Copy each line that contains the string "price".

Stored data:
---------------

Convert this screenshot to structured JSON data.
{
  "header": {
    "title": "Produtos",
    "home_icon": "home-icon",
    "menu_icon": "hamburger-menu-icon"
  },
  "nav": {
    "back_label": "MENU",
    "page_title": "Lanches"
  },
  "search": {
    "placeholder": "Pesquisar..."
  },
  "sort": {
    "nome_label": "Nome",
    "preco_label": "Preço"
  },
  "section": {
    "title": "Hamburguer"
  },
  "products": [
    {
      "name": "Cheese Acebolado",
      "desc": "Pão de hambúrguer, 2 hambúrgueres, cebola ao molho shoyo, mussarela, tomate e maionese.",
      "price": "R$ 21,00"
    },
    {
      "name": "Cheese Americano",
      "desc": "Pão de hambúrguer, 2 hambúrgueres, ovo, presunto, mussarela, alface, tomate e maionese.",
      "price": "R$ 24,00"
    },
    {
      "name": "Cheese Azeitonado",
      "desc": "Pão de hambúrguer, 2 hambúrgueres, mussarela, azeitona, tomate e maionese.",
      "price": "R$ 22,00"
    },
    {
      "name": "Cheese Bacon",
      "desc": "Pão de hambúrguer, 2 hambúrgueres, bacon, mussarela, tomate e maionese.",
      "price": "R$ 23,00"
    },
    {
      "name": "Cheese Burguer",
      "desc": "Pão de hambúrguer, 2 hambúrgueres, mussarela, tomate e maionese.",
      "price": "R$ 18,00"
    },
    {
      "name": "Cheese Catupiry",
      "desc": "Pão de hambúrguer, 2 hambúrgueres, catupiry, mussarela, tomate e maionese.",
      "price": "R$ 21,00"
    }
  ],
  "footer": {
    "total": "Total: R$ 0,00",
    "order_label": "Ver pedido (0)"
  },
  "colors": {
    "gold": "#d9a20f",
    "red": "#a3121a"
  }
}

---------------

Reply to the task:
      "price": "R$ 21,00"
      "price": "R$ 24,00"
      "price": "R$ 22,00"
      "price": "R$ 23,00"
      "price": "R$ 18,00"
      "price": "R$ 21,00"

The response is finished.